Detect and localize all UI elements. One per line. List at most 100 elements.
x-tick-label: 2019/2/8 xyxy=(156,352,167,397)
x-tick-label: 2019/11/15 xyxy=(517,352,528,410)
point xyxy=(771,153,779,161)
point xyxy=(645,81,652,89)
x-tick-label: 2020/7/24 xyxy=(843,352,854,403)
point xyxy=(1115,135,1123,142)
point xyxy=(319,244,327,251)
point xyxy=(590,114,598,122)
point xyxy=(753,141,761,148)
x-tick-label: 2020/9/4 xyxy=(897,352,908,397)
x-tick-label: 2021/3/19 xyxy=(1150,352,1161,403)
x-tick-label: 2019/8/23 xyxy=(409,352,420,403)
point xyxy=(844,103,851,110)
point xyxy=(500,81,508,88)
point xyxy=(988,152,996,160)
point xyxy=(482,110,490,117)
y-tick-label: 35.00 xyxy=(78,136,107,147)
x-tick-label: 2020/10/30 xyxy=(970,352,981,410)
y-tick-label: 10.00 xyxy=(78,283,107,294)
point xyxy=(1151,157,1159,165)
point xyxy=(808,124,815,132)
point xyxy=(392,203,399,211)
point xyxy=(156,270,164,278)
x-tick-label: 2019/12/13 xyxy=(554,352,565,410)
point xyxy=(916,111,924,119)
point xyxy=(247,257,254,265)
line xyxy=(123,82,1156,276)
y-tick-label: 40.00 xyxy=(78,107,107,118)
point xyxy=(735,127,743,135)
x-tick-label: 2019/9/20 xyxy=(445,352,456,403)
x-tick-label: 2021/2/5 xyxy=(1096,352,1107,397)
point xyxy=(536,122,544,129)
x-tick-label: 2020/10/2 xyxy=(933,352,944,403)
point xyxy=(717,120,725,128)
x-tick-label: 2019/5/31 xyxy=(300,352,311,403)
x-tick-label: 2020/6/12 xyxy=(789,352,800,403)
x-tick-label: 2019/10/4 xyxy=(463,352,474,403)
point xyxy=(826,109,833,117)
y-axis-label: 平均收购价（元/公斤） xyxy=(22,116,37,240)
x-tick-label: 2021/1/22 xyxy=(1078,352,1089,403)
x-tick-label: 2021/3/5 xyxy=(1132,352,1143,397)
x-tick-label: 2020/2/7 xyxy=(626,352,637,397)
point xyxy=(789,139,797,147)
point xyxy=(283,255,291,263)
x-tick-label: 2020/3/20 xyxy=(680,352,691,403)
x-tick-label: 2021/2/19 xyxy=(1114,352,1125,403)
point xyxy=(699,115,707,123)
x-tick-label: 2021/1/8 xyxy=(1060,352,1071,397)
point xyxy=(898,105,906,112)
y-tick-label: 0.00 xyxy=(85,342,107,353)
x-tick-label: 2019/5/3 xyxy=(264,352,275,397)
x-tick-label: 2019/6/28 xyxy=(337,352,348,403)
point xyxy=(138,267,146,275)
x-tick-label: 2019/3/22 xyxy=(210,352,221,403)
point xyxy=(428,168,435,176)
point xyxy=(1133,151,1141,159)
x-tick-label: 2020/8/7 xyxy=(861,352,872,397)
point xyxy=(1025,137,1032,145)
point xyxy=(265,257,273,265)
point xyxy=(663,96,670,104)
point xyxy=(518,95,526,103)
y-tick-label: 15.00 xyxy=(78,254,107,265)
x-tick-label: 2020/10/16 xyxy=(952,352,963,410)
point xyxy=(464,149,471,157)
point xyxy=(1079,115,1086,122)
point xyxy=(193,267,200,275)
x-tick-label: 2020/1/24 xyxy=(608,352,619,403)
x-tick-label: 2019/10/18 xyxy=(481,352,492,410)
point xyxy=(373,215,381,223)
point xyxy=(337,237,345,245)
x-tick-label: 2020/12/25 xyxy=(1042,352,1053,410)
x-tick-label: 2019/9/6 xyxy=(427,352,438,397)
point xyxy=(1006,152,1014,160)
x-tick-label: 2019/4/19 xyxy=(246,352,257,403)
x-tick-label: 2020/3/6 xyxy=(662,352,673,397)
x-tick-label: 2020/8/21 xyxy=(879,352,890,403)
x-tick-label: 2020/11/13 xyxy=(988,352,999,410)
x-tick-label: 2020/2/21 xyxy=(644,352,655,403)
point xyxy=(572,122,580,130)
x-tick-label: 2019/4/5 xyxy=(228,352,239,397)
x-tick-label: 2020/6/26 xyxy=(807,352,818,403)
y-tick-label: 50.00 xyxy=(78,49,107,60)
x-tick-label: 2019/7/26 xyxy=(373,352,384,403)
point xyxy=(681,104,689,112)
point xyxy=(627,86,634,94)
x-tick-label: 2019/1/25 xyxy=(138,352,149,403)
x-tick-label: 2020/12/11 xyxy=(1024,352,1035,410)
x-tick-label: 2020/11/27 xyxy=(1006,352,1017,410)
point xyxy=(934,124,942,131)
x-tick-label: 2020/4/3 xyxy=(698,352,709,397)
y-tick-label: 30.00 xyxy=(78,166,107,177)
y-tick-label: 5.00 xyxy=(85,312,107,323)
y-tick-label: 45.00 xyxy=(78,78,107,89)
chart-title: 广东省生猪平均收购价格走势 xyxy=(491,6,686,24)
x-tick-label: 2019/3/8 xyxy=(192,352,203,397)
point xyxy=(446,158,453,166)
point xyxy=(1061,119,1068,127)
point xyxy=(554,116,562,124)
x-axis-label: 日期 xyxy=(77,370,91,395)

──────────

Swap each occurrence of "y-tick-label" in the rows above for "y-axis-tick-label", and write out all the rows again with everything else unchanged.

> _Exercise answer_
Detect and localize all UI elements. One per line. List at most 100 elements.
x-tick-label: 2019/2/8 xyxy=(156,352,167,397)
x-tick-label: 2019/11/15 xyxy=(517,352,528,410)
point xyxy=(771,153,779,161)
point xyxy=(645,81,652,89)
x-tick-label: 2020/7/24 xyxy=(843,352,854,403)
point xyxy=(1115,135,1123,142)
point xyxy=(319,244,327,251)
point xyxy=(590,114,598,122)
point xyxy=(753,141,761,148)
x-tick-label: 2020/9/4 xyxy=(897,352,908,397)
x-tick-label: 2021/3/19 xyxy=(1150,352,1161,403)
x-tick-label: 2019/8/23 xyxy=(409,352,420,403)
point xyxy=(844,103,851,110)
point xyxy=(500,81,508,88)
point xyxy=(988,152,996,160)
point xyxy=(482,110,490,117)
y-axis-tick-label: 35.00 xyxy=(78,136,107,147)
x-tick-label: 2020/10/30 xyxy=(970,352,981,410)
y-axis-tick-label: 10.00 xyxy=(78,283,107,294)
point xyxy=(1151,157,1159,165)
point xyxy=(808,124,815,132)
point xyxy=(392,203,399,211)
point xyxy=(156,270,164,278)
x-tick-label: 2019/12/13 xyxy=(554,352,565,410)
point xyxy=(916,111,924,119)
point xyxy=(247,257,254,265)
line xyxy=(123,82,1156,276)
y-axis-tick-label: 40.00 xyxy=(78,107,107,118)
point xyxy=(735,127,743,135)
x-tick-label: 2019/9/20 xyxy=(445,352,456,403)
x-tick-label: 2021/2/5 xyxy=(1096,352,1107,397)
point xyxy=(536,122,544,129)
x-tick-label: 2020/10/2 xyxy=(933,352,944,403)
point xyxy=(717,120,725,128)
x-tick-label: 2019/5/31 xyxy=(300,352,311,403)
x-tick-label: 2020/6/12 xyxy=(789,352,800,403)
x-tick-label: 2019/10/4 xyxy=(463,352,474,403)
point xyxy=(826,109,833,117)
y-axis-label: 平均收购价（元/公斤） xyxy=(22,116,37,240)
x-tick-label: 2021/1/22 xyxy=(1078,352,1089,403)
x-tick-label: 2021/3/5 xyxy=(1132,352,1143,397)
x-tick-label: 2020/2/7 xyxy=(626,352,637,397)
point xyxy=(789,139,797,147)
point xyxy=(283,255,291,263)
x-tick-label: 2020/3/20 xyxy=(680,352,691,403)
x-tick-label: 2021/2/19 xyxy=(1114,352,1125,403)
point xyxy=(699,115,707,123)
x-tick-label: 2021/1/8 xyxy=(1060,352,1071,397)
point xyxy=(898,105,906,112)
y-axis-tick-label: 0.00 xyxy=(85,342,107,353)
x-tick-label: 2019/5/3 xyxy=(264,352,275,397)
x-tick-label: 2019/6/28 xyxy=(337,352,348,403)
point xyxy=(138,267,146,275)
x-tick-label: 2019/3/22 xyxy=(210,352,221,403)
point xyxy=(428,168,435,176)
point xyxy=(1133,151,1141,159)
x-tick-label: 2020/8/7 xyxy=(861,352,872,397)
point xyxy=(1025,137,1032,145)
point xyxy=(265,257,273,265)
point xyxy=(663,96,670,104)
point xyxy=(518,95,526,103)
y-axis-tick-label: 15.00 xyxy=(78,254,107,265)
x-tick-label: 2020/10/16 xyxy=(952,352,963,410)
point xyxy=(464,149,471,157)
point xyxy=(1079,115,1086,122)
point xyxy=(193,267,200,275)
x-tick-label: 2020/1/24 xyxy=(608,352,619,403)
x-tick-label: 2019/10/18 xyxy=(481,352,492,410)
point xyxy=(373,215,381,223)
point xyxy=(337,237,345,245)
x-tick-label: 2020/12/25 xyxy=(1042,352,1053,410)
x-tick-label: 2019/9/6 xyxy=(427,352,438,397)
point xyxy=(1006,152,1014,160)
x-tick-label: 2019/4/19 xyxy=(246,352,257,403)
x-tick-label: 2020/3/6 xyxy=(662,352,673,397)
x-tick-label: 2020/8/21 xyxy=(879,352,890,403)
x-tick-label: 2020/11/13 xyxy=(988,352,999,410)
x-tick-label: 2020/2/21 xyxy=(644,352,655,403)
point xyxy=(572,122,580,130)
x-tick-label: 2019/4/5 xyxy=(228,352,239,397)
x-tick-label: 2020/6/26 xyxy=(807,352,818,403)
y-axis-tick-label: 50.00 xyxy=(78,49,107,60)
x-tick-label: 2019/7/26 xyxy=(373,352,384,403)
point xyxy=(681,104,689,112)
point xyxy=(627,86,634,94)
x-tick-label: 2019/1/25 xyxy=(138,352,149,403)
x-tick-label: 2020/12/11 xyxy=(1024,352,1035,410)
x-tick-label: 2020/11/27 xyxy=(1006,352,1017,410)
point xyxy=(934,124,942,131)
x-tick-label: 2020/4/3 xyxy=(698,352,709,397)
y-axis-tick-label: 30.00 xyxy=(78,166,107,177)
y-axis-tick-label: 5.00 xyxy=(85,312,107,323)
y-axis-tick-label: 45.00 xyxy=(78,78,107,89)
chart-title: 广东省生猪平均收购价格走势 xyxy=(491,6,686,24)
x-tick-label: 2019/3/8 xyxy=(192,352,203,397)
point xyxy=(446,158,453,166)
point xyxy=(1061,119,1068,127)
point xyxy=(554,116,562,124)
x-axis-label: 日期 xyxy=(77,370,91,395)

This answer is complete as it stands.